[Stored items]
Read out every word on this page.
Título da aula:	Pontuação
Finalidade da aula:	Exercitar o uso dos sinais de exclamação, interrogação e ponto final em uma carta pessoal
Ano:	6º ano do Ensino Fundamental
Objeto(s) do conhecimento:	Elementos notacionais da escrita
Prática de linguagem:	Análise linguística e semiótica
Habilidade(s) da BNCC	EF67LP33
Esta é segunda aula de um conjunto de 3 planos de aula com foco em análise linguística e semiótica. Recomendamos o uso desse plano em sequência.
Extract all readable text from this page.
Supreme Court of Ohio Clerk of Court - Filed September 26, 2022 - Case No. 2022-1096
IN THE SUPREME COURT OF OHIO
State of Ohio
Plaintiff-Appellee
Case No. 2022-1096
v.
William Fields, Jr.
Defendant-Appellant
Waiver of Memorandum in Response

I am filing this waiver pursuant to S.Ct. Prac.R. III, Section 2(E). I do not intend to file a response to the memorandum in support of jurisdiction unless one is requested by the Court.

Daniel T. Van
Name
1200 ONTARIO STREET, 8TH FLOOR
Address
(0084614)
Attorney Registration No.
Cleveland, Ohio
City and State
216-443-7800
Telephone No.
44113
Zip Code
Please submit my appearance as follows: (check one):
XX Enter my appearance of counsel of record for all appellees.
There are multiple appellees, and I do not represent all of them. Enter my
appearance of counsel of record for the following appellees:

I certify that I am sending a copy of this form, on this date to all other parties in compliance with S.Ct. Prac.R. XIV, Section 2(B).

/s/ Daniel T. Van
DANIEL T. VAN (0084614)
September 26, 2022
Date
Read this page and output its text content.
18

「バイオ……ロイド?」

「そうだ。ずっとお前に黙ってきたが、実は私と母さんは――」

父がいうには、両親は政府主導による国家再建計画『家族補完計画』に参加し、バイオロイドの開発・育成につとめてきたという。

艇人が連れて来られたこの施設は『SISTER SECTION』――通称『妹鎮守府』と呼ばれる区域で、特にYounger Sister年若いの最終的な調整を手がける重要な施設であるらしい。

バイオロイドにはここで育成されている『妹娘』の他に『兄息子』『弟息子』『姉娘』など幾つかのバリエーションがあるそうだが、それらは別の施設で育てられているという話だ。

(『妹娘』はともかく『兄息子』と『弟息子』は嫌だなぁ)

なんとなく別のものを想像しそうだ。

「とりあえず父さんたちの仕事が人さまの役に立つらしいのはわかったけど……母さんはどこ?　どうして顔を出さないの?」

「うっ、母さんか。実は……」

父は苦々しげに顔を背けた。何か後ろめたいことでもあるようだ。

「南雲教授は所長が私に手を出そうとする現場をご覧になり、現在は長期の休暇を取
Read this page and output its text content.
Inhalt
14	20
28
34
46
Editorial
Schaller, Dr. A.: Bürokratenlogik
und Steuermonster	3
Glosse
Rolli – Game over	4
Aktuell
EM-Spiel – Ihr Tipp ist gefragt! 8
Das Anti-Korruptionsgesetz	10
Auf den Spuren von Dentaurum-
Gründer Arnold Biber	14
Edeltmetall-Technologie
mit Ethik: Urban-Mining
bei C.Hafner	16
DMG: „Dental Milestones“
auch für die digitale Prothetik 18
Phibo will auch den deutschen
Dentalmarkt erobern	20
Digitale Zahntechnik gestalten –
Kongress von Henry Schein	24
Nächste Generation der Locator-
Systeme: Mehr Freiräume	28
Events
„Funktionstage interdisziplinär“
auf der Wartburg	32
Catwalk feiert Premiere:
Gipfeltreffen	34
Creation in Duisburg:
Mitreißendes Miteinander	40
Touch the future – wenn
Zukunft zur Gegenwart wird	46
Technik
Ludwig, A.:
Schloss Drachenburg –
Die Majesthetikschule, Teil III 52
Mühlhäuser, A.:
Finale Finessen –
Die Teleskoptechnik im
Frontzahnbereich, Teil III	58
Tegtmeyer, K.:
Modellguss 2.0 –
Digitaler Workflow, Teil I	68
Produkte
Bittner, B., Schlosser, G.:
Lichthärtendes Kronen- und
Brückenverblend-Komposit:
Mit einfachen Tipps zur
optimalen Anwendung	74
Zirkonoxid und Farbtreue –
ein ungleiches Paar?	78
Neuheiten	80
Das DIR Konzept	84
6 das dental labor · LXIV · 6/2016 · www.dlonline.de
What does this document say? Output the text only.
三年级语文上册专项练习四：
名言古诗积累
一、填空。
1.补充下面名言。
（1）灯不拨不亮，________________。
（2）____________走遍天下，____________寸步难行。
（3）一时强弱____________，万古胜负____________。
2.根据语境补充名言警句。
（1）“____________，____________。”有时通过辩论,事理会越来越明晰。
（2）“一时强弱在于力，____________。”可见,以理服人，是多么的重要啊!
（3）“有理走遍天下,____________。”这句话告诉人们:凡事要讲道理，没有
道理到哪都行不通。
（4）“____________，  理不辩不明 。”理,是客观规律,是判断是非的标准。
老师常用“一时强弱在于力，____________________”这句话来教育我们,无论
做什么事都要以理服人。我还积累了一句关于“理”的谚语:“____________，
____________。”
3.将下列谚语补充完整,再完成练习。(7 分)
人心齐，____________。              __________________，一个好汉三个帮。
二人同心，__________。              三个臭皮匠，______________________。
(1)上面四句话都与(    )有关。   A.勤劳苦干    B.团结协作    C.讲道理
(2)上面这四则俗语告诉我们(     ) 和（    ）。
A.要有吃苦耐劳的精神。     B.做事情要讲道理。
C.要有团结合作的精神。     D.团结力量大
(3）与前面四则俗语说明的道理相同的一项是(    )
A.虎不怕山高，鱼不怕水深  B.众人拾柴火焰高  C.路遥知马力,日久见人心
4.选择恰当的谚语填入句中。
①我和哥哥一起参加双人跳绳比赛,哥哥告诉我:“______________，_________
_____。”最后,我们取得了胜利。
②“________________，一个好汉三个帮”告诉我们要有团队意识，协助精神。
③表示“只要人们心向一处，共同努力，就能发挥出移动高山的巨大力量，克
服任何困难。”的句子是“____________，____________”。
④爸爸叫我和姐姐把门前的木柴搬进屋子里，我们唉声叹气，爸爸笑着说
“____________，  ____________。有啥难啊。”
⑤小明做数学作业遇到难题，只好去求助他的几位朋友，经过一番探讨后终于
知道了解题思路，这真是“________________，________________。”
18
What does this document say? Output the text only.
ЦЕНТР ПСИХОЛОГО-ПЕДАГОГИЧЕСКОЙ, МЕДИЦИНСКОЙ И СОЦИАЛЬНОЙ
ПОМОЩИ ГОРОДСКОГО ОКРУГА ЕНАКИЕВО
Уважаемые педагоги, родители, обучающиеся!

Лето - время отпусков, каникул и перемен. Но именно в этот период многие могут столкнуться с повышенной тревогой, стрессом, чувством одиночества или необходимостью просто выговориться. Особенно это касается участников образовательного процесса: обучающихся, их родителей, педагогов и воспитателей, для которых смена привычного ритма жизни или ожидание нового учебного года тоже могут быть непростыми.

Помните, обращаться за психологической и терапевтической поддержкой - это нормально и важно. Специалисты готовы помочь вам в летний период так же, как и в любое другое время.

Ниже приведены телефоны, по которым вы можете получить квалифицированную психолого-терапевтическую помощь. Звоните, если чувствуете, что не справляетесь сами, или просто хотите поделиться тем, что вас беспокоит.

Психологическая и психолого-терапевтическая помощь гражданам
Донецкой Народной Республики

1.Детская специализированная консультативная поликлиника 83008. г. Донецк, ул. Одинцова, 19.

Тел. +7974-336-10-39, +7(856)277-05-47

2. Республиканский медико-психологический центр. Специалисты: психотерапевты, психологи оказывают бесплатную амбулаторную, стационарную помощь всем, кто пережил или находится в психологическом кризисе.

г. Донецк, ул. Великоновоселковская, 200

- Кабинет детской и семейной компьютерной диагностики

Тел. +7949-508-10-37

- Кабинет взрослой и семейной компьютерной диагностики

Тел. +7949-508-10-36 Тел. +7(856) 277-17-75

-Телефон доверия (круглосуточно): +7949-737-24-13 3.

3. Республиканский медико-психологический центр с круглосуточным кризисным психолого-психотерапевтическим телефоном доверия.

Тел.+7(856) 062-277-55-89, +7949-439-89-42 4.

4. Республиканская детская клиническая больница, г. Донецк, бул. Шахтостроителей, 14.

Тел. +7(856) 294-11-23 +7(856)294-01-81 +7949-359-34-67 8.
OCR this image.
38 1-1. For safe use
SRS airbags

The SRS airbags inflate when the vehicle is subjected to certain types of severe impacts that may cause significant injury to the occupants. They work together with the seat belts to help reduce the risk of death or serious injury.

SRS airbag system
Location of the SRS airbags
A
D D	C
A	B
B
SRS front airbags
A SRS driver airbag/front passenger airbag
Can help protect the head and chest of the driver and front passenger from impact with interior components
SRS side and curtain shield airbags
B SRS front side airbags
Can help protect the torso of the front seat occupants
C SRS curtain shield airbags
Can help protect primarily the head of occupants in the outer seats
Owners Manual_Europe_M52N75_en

Exercise requirements
Identify and extract each line of the listing that contains "side".

Solved exercise
SRS side and curtain shield airbags
B SRS front side airbags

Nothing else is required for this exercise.